[GIVEN EXERCISE] Set out every line bearing the string "activello".
++++ ENTRIES PROVIDED
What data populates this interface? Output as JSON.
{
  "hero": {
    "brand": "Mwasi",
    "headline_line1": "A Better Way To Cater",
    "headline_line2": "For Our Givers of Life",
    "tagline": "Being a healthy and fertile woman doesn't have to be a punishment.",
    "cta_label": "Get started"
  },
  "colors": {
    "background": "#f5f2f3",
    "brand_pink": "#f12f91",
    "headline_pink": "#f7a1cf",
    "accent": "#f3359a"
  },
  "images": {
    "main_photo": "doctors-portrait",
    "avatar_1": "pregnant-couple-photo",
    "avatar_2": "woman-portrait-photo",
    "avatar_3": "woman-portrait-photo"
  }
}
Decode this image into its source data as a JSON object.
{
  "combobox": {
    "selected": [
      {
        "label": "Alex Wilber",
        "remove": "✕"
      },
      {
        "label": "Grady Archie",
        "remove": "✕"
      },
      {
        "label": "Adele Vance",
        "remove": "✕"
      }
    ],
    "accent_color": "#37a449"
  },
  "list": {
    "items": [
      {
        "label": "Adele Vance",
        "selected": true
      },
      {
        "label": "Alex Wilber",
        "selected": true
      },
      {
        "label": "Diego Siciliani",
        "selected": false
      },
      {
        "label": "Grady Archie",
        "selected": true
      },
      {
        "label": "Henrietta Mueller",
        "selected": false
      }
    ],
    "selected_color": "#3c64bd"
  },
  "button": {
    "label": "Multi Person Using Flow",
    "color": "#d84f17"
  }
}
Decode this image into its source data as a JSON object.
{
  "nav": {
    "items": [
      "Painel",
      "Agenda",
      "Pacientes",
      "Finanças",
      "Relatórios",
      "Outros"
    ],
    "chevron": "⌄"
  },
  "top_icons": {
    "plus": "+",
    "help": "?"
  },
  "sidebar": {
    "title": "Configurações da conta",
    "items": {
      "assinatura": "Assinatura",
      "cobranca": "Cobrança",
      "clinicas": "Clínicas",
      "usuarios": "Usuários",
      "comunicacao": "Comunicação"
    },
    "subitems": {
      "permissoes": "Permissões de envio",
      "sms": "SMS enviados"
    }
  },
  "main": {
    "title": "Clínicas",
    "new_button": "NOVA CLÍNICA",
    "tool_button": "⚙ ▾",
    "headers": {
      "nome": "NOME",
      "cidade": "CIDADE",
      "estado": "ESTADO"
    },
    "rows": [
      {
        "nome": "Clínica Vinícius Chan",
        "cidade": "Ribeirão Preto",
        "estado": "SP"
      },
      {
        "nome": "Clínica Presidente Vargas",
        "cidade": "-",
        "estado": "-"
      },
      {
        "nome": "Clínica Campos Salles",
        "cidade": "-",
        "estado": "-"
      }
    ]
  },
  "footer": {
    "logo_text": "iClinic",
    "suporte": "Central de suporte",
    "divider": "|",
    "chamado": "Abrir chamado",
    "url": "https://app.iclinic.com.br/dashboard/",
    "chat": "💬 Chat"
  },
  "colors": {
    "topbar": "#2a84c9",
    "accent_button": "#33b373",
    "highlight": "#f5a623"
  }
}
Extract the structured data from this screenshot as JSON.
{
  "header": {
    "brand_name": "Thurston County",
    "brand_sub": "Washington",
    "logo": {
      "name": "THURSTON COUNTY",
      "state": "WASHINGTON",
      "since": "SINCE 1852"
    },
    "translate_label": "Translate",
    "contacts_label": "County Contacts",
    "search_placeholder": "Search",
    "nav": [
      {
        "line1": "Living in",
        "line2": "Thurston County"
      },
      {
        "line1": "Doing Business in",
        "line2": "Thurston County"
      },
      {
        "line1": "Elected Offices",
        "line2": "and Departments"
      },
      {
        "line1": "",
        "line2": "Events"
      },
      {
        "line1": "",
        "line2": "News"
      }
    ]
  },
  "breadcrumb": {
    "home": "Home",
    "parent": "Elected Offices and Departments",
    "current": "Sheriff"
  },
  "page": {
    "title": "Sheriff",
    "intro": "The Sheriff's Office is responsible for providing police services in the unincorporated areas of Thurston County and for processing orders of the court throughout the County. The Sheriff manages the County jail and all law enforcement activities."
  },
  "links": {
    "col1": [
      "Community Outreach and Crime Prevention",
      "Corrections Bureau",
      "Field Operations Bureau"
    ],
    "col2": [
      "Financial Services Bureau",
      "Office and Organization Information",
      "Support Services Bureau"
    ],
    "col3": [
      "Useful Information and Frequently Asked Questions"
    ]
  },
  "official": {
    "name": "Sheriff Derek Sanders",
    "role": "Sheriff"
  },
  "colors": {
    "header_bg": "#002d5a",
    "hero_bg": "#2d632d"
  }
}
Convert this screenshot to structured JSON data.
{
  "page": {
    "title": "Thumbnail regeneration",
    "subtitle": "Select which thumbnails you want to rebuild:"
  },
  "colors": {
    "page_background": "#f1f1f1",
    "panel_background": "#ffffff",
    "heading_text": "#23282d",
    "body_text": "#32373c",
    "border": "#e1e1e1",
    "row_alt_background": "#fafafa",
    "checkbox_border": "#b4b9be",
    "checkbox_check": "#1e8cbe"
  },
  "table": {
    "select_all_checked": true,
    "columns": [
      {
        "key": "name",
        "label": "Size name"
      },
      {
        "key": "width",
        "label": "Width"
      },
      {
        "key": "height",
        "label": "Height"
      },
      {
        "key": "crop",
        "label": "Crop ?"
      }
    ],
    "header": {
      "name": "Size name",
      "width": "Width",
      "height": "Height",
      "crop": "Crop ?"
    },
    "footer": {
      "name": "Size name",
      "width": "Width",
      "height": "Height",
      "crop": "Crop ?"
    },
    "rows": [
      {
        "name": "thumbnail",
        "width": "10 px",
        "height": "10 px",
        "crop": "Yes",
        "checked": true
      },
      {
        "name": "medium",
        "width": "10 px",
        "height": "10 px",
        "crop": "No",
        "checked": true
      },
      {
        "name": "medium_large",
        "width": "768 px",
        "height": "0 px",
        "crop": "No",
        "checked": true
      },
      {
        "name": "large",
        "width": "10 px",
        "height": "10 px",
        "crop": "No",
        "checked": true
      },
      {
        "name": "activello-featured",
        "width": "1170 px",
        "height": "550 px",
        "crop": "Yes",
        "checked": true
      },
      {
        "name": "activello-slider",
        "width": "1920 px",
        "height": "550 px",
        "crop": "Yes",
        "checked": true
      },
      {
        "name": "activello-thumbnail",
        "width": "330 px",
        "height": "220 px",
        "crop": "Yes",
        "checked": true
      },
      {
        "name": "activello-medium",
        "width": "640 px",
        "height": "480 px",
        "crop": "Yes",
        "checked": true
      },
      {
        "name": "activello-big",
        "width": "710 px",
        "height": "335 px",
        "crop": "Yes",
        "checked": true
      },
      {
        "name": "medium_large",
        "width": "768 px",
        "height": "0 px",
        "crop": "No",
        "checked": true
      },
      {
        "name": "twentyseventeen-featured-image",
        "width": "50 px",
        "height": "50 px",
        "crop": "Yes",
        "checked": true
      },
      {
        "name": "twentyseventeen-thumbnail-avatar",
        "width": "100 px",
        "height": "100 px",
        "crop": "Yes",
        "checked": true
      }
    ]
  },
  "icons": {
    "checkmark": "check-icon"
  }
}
++++++++
[CORRECT RESULT]
        "name": "activello-featured",
        "name": "activello-slider",
        "name": "activello-thumbnail",
        "name": "activello-medium",
        "name": "activello-big",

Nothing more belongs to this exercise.